__本文抜粋__.

————————

日本、そして世界を襲った新型コロナウイルス。緊急事態宣言を経て一度は収まったものの、再度感染者数は増加傾向にあり、今も「元通り」とは言えない日々が続いている。 【写真】混み合うパチンコ店。道端で売られるマスク。コロナ禍の東京のリアル 写真集『東京、コロナ禍。』を上梓した初沢亜利さんはこの数カ月、新型コロナに直面する東京の街を歩き、人々の生活を丹念に撮り続けてきた。 レンズを通した世界は、彼の目にどう映ったのか。第一線のカメラマンが肌で感じた東京の「変化」を聞いた。
馴れ親しんだ街こそ、難しい
――写真集の冒頭に「年明けから少しずつ東京の街に出て」とあります。新型コロナの流行をきっかけに撮り始めたのではないと思うのですが、何かきっかけはあったのでしょうか。 大学時代に写真を始め、卒業後も含め数年は東京を撮っていました。東京新聞の都内版で1年半、150回にわたって写真とエッセイの連載もやっていました。 20代の終わりから、少しずつ外に目を向けるようになり、イラク、北朝鮮、東日本大震災の被災地・東北、沖縄、香港と周り、計5冊の写真集を作ってきました。 今年に入り、約20年ぶりに東京を撮ってみようと思いました。 きっかけは些細なこと、信頼している写真編集者に「自分の暮らしている空間を撮り、1日1点SNSに写真をアップしていったらどうか?」と言われたからです。あえて真に受けて、数日後から撮り始めました。 この20年間、東京という街は常に自分の目の前にありました。でも、撮ろうとすると、見るようになる。変な言い方ですが「見えている」と「見る」は違うんです。 馴れ親しんだ街こそ、撮るのが最も難しい。外国にいる時のような刺激がないわけですから。歩いて撮ることに身体が慣れてきた頃にコロナ禍に突入してしまいました。

————————

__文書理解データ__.

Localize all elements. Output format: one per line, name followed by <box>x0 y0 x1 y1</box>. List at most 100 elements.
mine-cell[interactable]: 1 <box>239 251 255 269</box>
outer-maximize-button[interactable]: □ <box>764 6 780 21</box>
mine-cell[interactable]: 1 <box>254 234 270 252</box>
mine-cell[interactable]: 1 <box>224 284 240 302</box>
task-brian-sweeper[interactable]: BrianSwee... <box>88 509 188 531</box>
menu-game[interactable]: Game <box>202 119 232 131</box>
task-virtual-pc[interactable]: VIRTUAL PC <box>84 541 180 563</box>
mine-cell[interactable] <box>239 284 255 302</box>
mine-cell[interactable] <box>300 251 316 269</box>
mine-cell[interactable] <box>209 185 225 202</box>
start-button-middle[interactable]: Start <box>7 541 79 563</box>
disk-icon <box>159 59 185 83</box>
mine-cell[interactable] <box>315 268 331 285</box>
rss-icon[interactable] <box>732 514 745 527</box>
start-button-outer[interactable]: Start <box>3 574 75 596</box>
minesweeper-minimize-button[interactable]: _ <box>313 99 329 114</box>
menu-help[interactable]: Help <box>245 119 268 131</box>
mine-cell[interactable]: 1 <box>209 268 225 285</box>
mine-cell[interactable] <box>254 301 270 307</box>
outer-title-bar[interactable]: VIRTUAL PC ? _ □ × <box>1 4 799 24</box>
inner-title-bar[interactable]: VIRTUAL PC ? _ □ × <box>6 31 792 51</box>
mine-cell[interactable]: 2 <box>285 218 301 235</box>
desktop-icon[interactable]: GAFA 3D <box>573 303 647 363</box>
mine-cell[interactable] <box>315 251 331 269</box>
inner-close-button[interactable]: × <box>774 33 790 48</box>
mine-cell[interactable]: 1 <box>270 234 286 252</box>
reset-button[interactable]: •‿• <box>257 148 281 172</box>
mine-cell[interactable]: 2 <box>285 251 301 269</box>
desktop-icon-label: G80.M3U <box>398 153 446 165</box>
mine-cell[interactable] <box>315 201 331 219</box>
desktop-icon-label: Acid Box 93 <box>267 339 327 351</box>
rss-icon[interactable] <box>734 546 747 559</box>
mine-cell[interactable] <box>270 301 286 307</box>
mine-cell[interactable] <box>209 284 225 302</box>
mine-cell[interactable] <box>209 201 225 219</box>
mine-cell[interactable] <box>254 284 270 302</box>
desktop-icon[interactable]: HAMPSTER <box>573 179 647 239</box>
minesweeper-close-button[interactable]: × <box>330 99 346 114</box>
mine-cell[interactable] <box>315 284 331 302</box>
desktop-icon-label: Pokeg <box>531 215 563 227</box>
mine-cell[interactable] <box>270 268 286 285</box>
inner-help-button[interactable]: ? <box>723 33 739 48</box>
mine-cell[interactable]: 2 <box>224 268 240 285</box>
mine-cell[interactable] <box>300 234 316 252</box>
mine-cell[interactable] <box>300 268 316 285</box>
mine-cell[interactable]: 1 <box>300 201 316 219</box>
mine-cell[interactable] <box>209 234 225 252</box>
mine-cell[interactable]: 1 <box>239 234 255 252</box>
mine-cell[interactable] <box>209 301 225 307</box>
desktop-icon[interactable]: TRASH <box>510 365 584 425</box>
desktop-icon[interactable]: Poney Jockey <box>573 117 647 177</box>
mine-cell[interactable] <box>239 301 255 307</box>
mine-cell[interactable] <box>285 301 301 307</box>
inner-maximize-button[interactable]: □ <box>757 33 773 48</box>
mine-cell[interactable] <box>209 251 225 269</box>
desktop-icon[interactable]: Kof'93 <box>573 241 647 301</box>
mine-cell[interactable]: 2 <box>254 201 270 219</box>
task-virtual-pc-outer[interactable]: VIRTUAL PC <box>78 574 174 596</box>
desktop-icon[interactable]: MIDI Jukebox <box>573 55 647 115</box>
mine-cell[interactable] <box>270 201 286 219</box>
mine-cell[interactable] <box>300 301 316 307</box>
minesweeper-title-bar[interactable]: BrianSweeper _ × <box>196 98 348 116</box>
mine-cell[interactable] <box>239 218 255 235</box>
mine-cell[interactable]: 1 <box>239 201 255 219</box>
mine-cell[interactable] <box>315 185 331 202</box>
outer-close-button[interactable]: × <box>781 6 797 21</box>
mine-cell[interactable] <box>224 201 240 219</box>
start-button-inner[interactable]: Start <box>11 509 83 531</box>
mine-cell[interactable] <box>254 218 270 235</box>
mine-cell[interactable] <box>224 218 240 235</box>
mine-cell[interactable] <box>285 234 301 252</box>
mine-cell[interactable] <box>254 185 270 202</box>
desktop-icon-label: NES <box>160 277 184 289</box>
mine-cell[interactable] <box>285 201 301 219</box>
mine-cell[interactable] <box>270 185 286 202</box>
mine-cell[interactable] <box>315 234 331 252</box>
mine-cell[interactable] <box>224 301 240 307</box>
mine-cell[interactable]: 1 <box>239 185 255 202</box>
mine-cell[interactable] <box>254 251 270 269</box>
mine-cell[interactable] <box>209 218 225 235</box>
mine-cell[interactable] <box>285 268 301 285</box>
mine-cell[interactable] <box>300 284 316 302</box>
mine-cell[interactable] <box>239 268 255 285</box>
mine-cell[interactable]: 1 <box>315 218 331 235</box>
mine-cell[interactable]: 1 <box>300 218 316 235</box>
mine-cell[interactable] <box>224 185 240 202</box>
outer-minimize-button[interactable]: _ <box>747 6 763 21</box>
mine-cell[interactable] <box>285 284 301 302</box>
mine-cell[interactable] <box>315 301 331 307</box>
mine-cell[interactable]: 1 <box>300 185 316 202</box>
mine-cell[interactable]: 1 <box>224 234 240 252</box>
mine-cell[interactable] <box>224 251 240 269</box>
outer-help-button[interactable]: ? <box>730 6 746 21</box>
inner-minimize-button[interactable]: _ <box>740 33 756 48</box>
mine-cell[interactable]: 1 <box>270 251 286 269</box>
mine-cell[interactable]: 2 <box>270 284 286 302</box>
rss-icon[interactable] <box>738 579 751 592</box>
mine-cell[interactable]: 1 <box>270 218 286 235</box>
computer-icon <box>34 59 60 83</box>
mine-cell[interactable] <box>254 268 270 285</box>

————————

__作業項目 1__.
コロナ禍の東京を撮った写真家へのインタビューについて、次の(a)〜(c)が本文と合っているかをそれぞれ「はい」か「いいえ」で答え、判断の決め手となる本文の語句をそのまま引用せよ。
(a) 東京新聞での写真とエッセイの連載は150回にわたった。
(b) これまでに作った写真集は計3冊である。
(c) 馴れ親しんだ街は撮るのが最も易しいと語っている。
__作業項目 2__.
コロナ禍の東京を撮った写真家へのインタビューを、本文抜粋の最後の文の後から書き継げ。

__回答 1__.
(a) はい。「東京新聞の都内版で1年半、150回にわたって写真とエッセイの連載もやっていました」
(b) いいえ。「計5冊の写真集を作ってきました」
(c) いいえ。「馴れ親しんだ街こそ、撮るのが最も難しい」

__回答 2__.
はじまりは横浜だった
――新型コロナの影響を肌で感じたのはいつ頃からですか。 はじめに感じたのは、東京よりも横浜でした。 横浜港に停泊中のダイヤモンド・プリンセス号でクラスターが起き、連日ニュースになりました。ウイルスが広がったのが中国の武漢からだったことで、横浜中華街からも人影が消えました。銀座や渋谷、新宿よりも横浜の方が一歩先に緊張が走った、という印象です。 東京で大きく変化を感じたのは、志村けんさんが亡くなってから(3月29日)です。そこから市民が緊急事態宣言を進んで待望するようになりました。 東京と一括りで言っても、地域によって違いは大きかったです。 テレビで映される銀座、渋谷、新宿には人は行かないけど、自分の街の商店街には買い物に出ていましたから。例えば中野、高円寺、阿佐ヶ谷辺りは、かなり人が出ていました。どの程度自粛することが正解なのか誰もが分からずに、戸惑いながら、恐る恐る街を歩いていたように感じます。 聴覚的に最も変化を感じたのは、3月29日から羽田新飛行ルートが運用を開始したこと。毎日午後3時を過ぎると、3分おきに旅客機が低空を飛ぶ音を聞きました。 オリンピックに向けて外国人客が増える、という前提での運用だったことを考えると、皮肉な光景でした。